— BEGIN Entries shown —

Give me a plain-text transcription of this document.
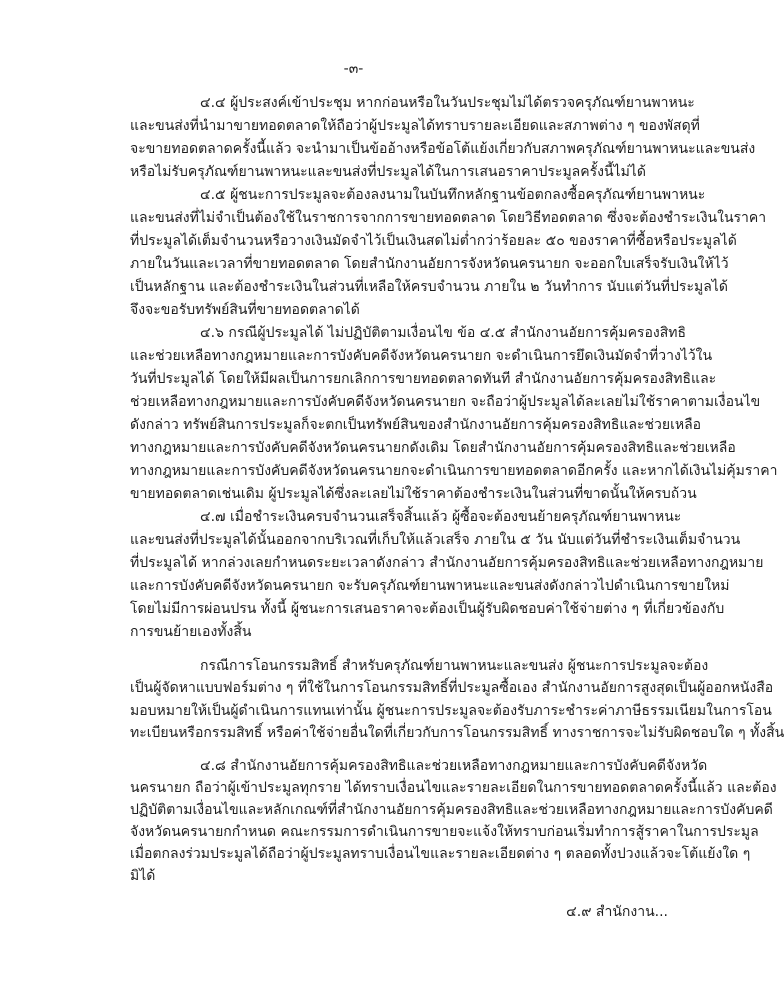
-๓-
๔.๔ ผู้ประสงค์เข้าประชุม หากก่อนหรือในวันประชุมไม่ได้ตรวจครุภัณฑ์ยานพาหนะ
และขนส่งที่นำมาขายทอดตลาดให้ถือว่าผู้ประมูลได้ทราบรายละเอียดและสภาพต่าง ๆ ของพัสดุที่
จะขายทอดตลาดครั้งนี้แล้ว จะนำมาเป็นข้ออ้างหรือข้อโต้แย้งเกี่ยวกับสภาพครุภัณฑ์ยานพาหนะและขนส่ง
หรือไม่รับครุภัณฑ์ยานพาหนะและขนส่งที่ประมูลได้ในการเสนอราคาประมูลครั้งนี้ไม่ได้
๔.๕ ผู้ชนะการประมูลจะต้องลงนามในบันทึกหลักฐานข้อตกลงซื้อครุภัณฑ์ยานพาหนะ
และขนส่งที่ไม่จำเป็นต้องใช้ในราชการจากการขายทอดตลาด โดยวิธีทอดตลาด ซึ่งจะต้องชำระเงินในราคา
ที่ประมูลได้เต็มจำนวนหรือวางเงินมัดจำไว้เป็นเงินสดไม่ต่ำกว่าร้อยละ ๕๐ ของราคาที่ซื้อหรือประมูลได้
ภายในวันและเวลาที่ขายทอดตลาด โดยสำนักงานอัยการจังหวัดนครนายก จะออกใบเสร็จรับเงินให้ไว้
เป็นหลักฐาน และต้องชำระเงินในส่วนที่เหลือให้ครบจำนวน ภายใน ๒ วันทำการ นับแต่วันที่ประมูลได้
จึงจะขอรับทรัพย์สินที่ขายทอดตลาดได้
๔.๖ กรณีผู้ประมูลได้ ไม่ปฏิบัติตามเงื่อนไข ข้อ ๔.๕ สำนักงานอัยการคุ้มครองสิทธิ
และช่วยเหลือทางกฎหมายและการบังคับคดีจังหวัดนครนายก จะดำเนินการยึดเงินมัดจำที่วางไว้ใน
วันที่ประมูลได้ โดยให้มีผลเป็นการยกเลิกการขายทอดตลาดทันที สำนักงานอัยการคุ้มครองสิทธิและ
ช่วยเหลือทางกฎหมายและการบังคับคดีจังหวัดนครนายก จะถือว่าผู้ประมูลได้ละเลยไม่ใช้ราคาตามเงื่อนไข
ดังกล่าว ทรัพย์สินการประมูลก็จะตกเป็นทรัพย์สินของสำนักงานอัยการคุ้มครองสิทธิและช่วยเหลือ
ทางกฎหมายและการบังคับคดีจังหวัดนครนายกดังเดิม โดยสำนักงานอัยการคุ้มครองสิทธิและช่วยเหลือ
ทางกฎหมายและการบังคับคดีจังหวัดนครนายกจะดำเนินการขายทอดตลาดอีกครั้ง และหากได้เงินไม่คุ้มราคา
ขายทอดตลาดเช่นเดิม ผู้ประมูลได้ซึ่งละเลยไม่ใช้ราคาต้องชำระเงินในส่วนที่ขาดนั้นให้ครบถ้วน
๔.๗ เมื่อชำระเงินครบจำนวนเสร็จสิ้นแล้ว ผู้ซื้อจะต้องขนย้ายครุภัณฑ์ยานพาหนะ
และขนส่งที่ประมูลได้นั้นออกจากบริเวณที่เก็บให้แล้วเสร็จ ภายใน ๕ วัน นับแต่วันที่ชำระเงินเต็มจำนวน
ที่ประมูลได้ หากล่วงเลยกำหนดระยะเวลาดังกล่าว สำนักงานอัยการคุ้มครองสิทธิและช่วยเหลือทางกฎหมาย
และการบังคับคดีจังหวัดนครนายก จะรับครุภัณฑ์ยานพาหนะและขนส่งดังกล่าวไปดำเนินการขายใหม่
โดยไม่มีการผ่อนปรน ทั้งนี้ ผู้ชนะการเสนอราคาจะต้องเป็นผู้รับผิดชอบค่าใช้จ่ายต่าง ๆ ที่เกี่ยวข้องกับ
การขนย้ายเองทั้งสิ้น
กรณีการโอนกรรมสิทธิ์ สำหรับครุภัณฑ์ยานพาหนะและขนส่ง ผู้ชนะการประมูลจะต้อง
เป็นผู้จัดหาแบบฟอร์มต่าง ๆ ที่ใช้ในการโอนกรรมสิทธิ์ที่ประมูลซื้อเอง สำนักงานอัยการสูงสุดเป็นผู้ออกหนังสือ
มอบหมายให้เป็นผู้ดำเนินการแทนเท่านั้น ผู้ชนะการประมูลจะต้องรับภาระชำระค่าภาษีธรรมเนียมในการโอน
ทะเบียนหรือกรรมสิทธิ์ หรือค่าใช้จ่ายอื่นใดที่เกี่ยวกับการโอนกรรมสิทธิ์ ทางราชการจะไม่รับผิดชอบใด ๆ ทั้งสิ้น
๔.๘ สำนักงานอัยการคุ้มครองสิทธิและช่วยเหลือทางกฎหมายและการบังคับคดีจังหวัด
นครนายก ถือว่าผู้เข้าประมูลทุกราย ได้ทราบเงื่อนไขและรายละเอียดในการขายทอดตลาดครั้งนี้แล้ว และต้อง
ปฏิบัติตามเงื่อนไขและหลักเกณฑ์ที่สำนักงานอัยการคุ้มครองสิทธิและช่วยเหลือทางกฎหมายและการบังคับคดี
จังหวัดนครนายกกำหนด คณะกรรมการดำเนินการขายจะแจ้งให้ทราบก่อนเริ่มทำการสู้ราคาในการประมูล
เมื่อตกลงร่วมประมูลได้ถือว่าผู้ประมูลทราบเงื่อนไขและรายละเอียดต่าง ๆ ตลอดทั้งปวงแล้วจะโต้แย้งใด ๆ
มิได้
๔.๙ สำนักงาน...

— END Entries shown —

### Work to complete
Copy, from the material, each line that holds the string "โดยสำน".

### Response
ภายในวันและเวลาที่ขายทอดตลาด โดยสำนักงานอัยการจังหวัดนครนายก จะออกใบเสร็จรับเงินให้ไว้
ทางกฎหมายและการบังคับคดีจังหวัดนครนายกดังเดิม โดยสำนักงานอัยการคุ้มครองสิทธิและช่วยเหลือ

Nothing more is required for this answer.